INSTRUCTION
Each line that contains the word "обода" counts once; give the total for the records below and nothing else.

DATA SUPPLIED
** Start **
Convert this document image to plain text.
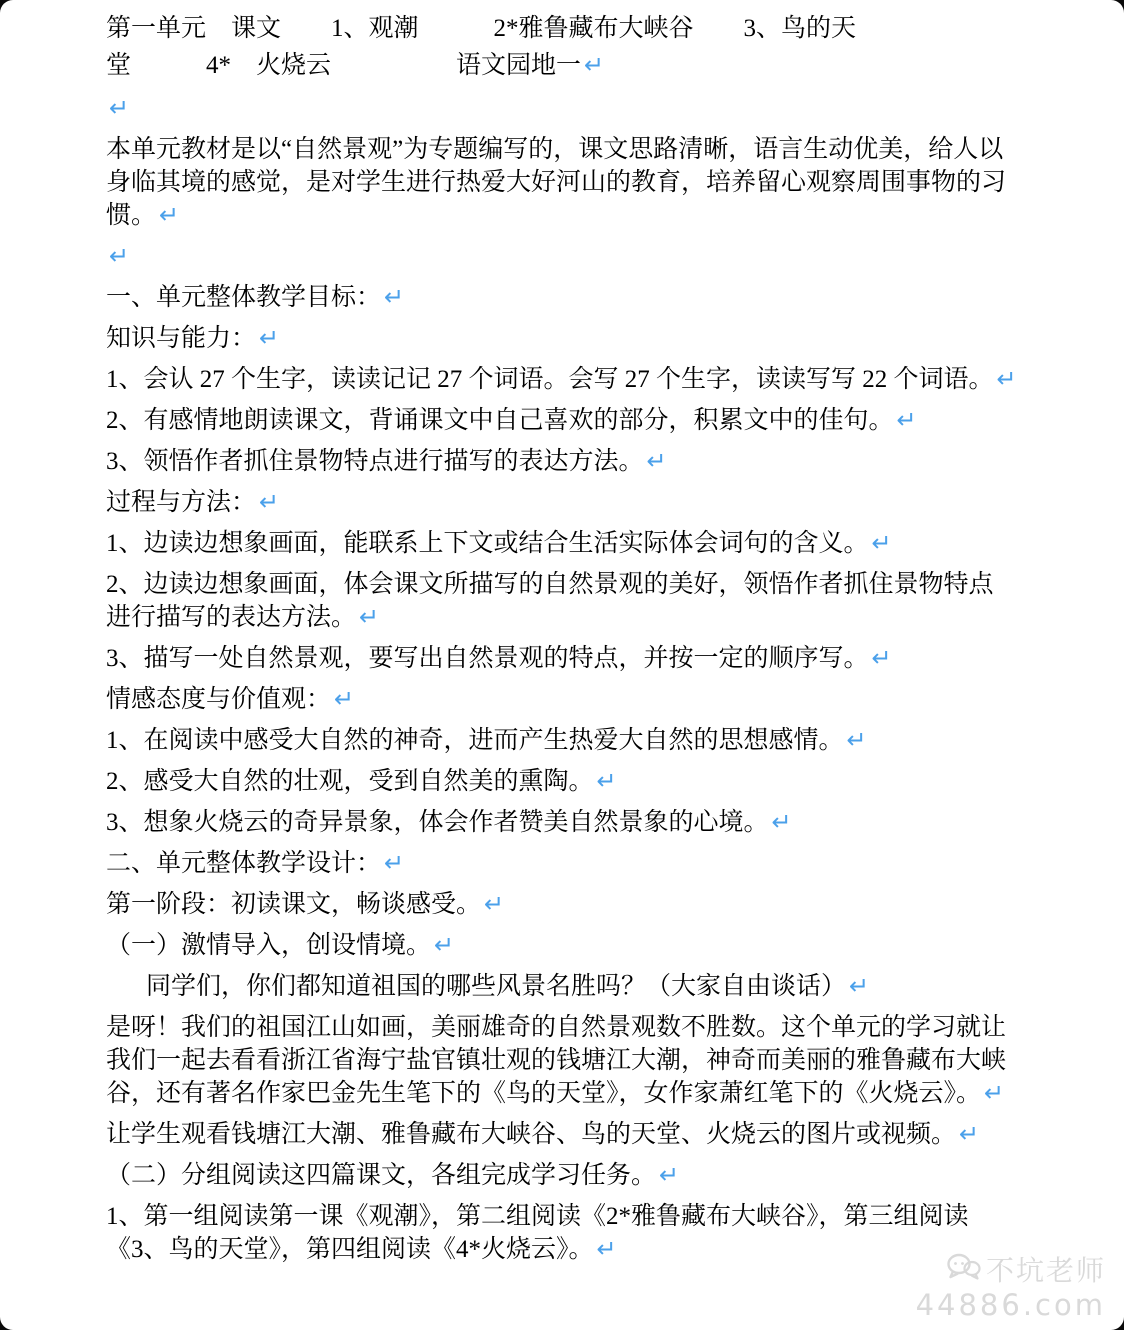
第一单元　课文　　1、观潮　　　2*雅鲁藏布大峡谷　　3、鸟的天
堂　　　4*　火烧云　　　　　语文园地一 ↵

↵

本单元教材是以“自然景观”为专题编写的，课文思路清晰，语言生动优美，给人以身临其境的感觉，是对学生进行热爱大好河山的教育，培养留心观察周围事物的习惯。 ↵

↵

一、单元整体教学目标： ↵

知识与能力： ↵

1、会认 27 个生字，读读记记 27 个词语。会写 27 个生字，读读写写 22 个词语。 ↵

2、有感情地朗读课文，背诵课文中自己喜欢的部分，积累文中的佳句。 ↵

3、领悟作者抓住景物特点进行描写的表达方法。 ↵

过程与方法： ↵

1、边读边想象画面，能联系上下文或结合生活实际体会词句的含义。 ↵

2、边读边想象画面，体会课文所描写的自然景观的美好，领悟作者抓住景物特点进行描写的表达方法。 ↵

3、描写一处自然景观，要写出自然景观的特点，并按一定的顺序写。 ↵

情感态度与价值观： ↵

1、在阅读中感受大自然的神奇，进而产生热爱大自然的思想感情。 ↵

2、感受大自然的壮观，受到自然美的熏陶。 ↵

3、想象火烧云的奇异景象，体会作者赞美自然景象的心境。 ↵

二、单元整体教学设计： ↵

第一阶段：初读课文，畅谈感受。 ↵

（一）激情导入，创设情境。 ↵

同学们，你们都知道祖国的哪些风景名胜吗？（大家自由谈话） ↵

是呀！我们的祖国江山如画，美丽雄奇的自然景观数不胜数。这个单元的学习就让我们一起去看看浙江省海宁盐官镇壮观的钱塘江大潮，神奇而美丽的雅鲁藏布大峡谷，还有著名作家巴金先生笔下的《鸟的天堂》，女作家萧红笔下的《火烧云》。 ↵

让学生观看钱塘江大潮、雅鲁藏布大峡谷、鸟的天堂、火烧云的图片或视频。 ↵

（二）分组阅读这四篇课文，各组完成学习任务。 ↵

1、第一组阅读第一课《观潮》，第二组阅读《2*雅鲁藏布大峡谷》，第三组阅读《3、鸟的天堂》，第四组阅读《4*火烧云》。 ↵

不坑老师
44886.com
** End **
** Start **
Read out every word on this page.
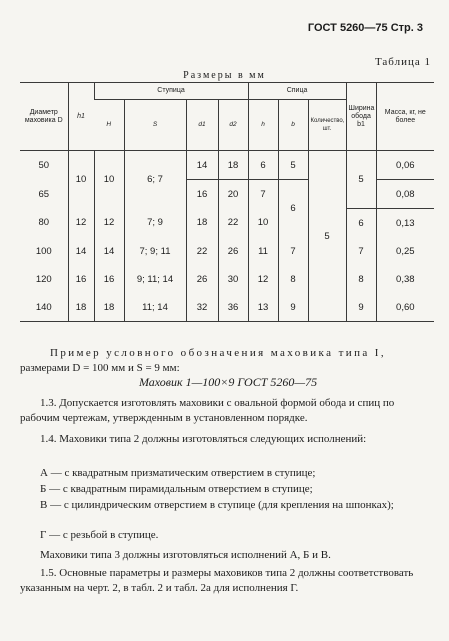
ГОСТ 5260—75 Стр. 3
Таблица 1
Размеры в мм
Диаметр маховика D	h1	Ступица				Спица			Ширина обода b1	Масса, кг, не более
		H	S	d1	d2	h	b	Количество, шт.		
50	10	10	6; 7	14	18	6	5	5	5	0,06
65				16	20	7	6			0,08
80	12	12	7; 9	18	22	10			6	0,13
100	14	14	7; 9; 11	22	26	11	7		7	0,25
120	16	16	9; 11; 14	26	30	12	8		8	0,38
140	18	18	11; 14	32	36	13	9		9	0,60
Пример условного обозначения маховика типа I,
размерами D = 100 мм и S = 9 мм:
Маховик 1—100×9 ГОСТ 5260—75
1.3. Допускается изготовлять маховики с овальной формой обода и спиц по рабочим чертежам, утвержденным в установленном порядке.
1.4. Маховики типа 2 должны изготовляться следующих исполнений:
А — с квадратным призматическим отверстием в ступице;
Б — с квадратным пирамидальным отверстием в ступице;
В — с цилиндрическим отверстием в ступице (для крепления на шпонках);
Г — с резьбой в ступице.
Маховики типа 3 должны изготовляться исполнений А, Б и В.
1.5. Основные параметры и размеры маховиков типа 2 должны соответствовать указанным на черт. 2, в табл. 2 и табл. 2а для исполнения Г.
** End **
TASK ANSWER
2